Saya dan adik saya pergi ke sebuah lapangan tempat tes praktik, jika tes praktik lulus bisa langsung tes teori didalam kantor. Ada sekitar 30 orang disana yang sama-sama mau tes, kebanyakan laki-laki mulai dari bapak-bapak sampai pemuda, beberapa juga ada ibu-ibu dan pemudi. Matahari sedang terik-teriknya, panas sekali, dan kami mengantre tes. Sebelum tes, bapak polisi mempraktikan tesnya, lihai sekali polisi mengendarai motor matic dan kupling melintasi jalur tes. Ada jalan lurus kecil, tikungan tajam, jalan zig-zag, dan jalan berangka delapan. Jika semua jalan ini dilewati dengan mulus, tanpa menurunkan kaki berarti kita lulus.

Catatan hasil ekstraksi

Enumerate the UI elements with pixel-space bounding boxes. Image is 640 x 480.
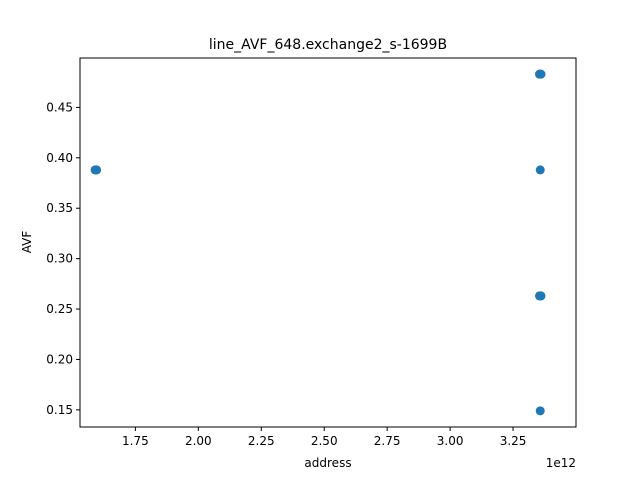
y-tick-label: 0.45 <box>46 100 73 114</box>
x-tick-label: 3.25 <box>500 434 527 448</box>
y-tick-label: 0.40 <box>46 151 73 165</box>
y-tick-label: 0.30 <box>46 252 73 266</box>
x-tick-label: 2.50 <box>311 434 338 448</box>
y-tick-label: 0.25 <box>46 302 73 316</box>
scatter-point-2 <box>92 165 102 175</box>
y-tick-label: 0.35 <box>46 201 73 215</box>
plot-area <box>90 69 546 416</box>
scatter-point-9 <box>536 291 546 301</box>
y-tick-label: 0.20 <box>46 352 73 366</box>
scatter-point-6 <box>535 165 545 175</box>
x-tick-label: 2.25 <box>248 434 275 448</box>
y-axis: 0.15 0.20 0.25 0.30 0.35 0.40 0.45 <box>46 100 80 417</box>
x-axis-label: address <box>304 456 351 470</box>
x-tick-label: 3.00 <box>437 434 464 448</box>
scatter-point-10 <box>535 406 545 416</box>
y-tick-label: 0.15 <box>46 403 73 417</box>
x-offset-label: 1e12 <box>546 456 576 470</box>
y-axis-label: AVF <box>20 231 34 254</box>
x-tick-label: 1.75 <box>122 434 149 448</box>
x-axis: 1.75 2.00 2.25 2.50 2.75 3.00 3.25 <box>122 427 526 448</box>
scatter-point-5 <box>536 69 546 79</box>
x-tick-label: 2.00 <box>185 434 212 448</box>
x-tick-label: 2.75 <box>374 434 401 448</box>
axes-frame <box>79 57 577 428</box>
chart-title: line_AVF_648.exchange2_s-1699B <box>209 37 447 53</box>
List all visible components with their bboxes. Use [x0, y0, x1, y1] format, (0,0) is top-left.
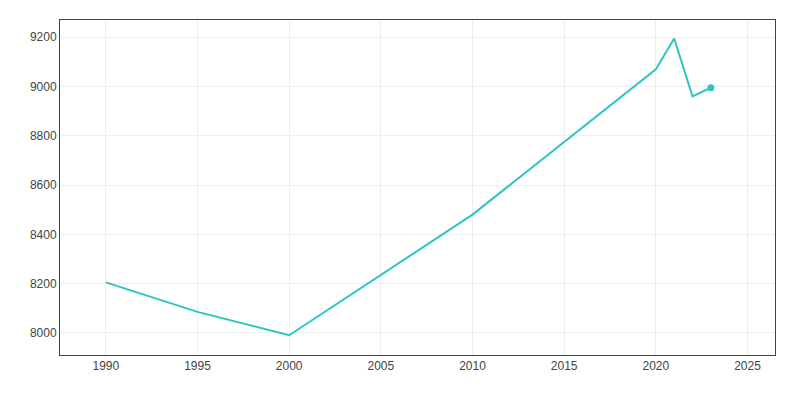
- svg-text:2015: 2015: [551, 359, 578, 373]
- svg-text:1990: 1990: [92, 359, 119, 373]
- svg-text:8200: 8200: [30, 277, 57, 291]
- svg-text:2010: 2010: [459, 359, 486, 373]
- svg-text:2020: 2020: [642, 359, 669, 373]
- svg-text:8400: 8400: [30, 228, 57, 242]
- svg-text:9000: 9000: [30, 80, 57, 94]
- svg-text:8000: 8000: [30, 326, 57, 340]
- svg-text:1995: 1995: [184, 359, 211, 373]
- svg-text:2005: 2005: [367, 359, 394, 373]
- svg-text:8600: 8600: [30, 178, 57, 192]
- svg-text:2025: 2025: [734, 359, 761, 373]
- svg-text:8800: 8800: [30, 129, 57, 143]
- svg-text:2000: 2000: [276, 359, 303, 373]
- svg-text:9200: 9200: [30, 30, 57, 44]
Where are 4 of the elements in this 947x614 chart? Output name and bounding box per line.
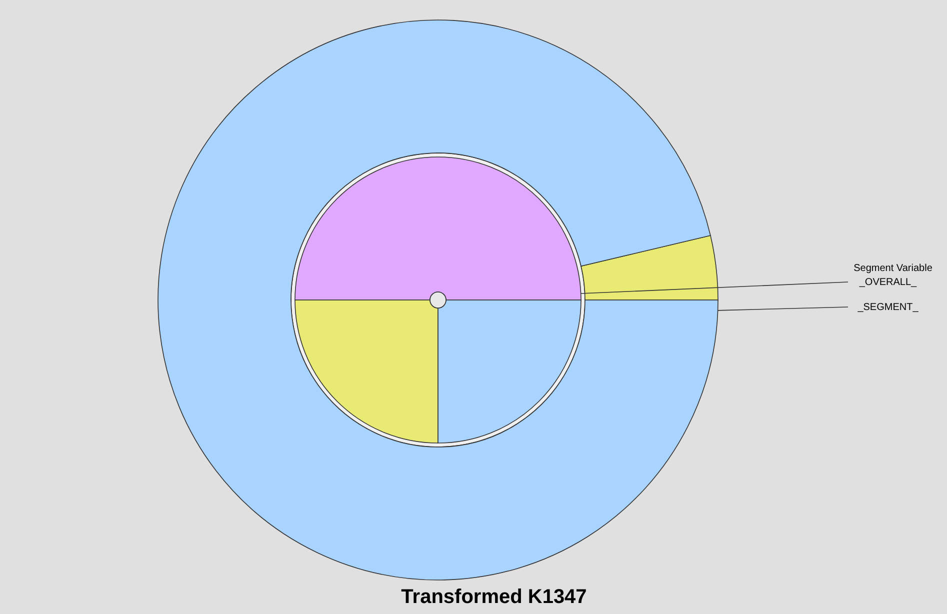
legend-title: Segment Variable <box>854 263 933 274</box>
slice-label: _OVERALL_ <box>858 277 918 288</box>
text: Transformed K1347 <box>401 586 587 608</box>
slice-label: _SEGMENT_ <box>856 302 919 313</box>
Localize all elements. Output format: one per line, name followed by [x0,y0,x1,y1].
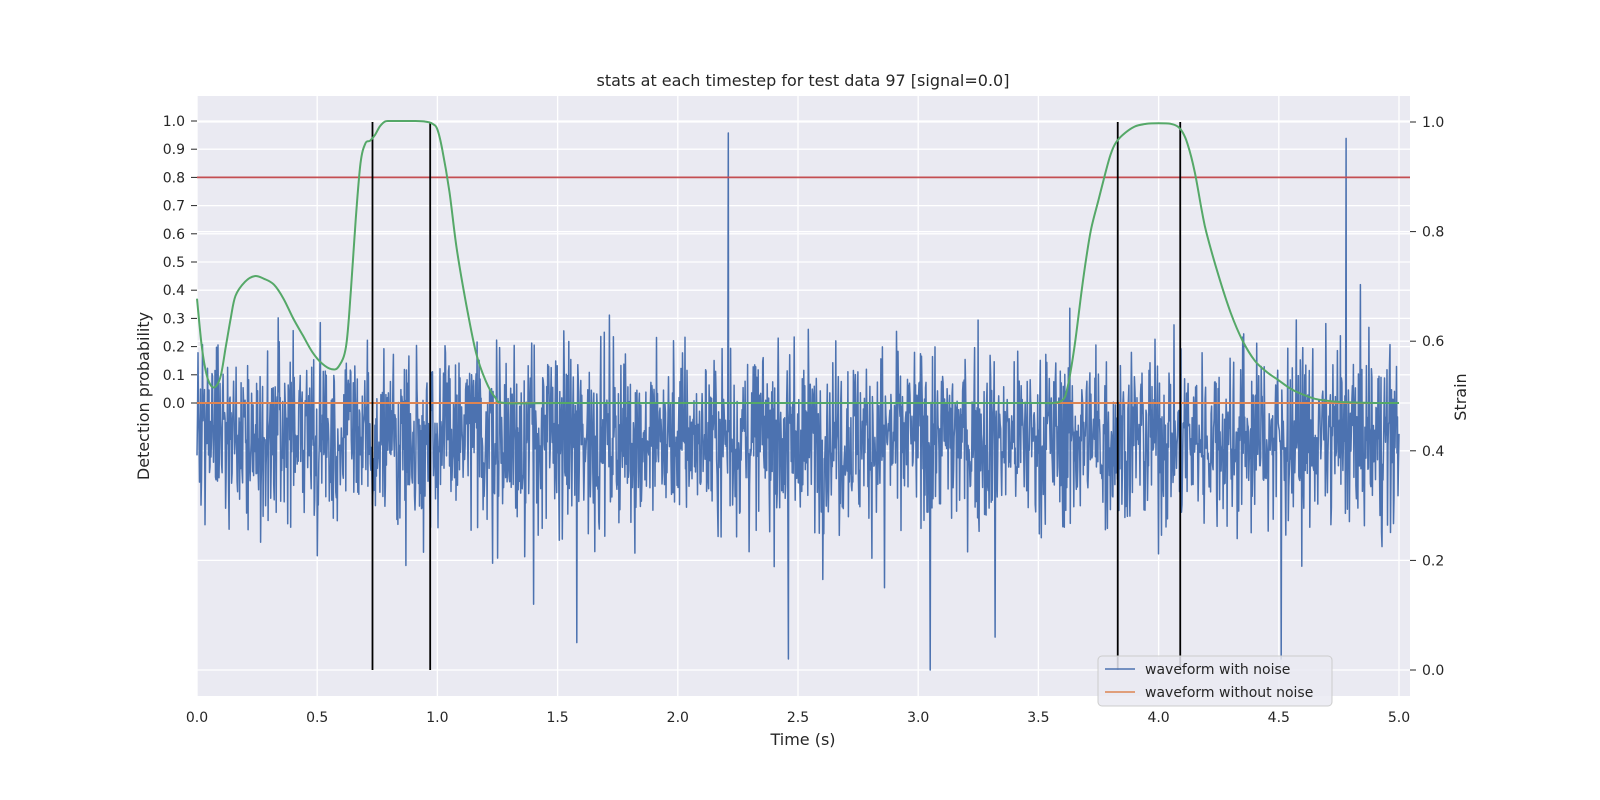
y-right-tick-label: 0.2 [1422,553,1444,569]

YANG HARUS DIKERJAKAN ::
a) Tuliskan ulang kata demi kata isi bagian teks, mulai dari "Saya dan adik" dan berakhir pada "berarti kita lulus.".
b) Terjemahkan kalimat dari bagian teks ini ke dalam bahasa Inggris: "Ada jalan lurus kecil, tikungan tajam, jalan zig-zag, dan jalan berangka delapan."
Gunakan bagian teks saja sebagai sumber.

KUMPULAN JAWABAN ::
a)
Saya dan adik saya pergi ke sebuah lapangan tempat tes praktik, jika tes praktik lulus bisa langsung tes teori didalam kantor. Ada sekitar 30 orang disana yang sama-sama mau tes, kebanyakan laki-laki mulai dari bapak-bapak sampai pemuda, beberapa juga ada ibu-ibu dan pemudi. Matahari sedang terik-teriknya, panas sekali, dan kami mengantre tes. Sebelum tes, bapak polisi mempraktikan tesnya, lihai sekali polisi mengendarai motor matic dan kupling melintasi jalur tes. Ada jalan lurus kecil, tikungan tajam, jalan zig-zag, dan jalan berangka delapan. Jika semua jalan ini dilewati dengan mulus, tanpa menurunkan kaki berarti kita lulus.

b) There was a small straight path, a sharp turn, a zigzag path, and a figure-eight path.